> Instructions for the task
Report, word for word, every line of the material that contains "Common".

> Exercise materials
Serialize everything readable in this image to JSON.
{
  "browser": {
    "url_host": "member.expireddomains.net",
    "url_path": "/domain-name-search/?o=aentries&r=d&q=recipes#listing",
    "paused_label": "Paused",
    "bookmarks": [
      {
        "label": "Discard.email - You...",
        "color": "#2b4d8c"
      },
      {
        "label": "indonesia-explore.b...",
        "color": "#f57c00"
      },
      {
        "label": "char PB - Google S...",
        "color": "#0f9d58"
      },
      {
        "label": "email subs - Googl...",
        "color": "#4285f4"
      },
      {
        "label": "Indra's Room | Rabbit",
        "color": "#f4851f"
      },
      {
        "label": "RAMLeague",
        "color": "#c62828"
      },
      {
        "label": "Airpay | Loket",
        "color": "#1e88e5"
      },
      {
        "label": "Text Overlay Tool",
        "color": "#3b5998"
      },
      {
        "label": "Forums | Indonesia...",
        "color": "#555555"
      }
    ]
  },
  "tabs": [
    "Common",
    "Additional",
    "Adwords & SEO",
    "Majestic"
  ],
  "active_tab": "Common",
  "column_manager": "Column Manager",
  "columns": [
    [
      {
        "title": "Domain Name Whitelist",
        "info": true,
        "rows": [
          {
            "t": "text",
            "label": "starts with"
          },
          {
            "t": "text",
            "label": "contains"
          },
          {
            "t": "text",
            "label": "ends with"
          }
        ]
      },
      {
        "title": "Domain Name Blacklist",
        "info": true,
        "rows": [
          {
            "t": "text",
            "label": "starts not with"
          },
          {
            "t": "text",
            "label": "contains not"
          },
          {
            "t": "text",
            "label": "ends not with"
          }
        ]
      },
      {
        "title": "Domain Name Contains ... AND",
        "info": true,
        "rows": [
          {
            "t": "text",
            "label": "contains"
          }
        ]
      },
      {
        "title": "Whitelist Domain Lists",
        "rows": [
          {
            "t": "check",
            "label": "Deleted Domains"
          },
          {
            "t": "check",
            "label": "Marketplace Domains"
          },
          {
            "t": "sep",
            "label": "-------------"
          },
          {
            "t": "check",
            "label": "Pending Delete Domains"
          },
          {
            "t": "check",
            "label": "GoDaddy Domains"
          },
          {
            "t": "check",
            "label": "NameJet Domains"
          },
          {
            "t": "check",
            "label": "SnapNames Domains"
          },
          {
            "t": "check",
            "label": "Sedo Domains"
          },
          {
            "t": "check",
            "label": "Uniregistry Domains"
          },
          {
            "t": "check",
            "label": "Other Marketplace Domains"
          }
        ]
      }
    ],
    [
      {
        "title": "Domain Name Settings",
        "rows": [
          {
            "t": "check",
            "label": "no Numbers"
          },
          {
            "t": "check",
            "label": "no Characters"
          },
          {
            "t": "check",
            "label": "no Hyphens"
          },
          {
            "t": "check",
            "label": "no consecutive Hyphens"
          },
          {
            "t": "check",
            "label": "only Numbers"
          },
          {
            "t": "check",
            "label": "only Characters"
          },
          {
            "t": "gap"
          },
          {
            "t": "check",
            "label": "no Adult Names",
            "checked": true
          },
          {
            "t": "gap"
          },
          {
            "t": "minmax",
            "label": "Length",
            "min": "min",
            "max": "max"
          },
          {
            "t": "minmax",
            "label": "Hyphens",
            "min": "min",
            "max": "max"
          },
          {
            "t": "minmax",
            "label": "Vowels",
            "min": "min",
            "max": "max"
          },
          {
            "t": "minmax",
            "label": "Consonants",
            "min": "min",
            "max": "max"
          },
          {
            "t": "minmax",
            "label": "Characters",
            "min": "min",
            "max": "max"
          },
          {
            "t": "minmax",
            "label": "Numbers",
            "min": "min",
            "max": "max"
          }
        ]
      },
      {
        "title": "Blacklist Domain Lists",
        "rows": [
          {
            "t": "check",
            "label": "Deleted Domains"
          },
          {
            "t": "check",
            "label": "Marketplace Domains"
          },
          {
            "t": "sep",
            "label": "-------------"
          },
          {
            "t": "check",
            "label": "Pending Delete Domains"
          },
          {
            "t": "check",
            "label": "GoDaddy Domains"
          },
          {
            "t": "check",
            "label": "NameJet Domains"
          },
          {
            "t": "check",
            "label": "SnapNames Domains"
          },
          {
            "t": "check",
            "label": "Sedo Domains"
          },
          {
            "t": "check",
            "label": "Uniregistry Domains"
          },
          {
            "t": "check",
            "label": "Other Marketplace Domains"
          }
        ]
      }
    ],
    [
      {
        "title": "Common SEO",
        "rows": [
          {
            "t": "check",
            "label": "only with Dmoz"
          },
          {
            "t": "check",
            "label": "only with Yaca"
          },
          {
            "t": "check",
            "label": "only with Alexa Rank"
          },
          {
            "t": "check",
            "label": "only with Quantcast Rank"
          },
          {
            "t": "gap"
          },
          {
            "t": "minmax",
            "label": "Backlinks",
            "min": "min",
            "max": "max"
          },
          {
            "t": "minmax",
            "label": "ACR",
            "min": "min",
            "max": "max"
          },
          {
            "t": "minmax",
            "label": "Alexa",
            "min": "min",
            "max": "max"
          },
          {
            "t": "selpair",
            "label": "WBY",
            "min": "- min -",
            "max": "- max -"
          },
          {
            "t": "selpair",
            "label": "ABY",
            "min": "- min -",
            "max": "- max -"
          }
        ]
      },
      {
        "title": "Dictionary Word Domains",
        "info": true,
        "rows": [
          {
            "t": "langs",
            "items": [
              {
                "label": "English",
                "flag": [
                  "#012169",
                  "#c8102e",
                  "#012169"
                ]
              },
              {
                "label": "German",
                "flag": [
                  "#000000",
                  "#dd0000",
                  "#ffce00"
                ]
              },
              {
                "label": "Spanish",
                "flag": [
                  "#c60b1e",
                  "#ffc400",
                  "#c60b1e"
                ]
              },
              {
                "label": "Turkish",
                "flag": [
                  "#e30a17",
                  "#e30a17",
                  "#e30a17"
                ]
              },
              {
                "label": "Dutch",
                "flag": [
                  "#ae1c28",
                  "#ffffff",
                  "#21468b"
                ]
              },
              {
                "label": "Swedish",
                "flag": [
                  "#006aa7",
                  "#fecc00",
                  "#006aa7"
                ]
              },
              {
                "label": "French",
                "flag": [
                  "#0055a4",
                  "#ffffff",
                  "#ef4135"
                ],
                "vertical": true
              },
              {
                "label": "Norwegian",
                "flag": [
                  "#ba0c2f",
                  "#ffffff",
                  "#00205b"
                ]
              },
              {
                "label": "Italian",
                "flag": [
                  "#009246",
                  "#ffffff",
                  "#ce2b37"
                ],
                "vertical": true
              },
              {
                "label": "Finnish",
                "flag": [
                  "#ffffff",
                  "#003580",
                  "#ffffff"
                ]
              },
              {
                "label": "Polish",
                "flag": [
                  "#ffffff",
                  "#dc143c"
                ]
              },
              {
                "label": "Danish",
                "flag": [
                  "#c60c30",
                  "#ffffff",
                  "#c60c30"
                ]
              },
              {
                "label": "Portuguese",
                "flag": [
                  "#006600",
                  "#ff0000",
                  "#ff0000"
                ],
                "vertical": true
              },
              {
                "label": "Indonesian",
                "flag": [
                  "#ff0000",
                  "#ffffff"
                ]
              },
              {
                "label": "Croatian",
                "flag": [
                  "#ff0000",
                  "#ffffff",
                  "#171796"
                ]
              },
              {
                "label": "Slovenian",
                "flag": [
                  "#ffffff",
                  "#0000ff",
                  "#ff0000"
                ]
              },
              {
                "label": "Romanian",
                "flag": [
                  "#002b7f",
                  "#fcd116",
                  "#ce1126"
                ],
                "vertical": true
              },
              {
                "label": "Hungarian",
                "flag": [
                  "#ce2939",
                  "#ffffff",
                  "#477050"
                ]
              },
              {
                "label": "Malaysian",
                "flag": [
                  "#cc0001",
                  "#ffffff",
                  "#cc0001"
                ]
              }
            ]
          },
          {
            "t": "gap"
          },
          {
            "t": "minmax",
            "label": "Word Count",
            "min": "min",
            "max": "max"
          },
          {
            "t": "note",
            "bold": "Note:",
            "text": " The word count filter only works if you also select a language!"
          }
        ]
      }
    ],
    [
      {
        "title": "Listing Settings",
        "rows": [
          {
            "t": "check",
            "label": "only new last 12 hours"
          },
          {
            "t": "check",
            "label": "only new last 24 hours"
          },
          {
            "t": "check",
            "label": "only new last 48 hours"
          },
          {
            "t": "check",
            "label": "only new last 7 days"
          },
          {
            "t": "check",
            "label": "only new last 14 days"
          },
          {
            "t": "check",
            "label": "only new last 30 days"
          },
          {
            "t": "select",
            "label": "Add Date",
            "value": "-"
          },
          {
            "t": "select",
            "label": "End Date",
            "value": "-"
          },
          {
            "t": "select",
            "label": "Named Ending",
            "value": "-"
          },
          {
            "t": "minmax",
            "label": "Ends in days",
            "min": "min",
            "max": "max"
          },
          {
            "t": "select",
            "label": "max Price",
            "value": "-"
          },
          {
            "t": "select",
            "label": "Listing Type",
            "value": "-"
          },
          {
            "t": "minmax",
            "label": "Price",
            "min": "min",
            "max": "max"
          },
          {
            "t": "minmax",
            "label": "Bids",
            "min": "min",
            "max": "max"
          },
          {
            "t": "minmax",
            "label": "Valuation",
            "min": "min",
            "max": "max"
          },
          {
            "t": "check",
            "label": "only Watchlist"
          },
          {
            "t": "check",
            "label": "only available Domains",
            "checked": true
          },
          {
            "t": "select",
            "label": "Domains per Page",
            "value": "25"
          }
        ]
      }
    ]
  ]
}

> Output
    "Common",
  "active_tab": "Common",
        "title": "Common SEO",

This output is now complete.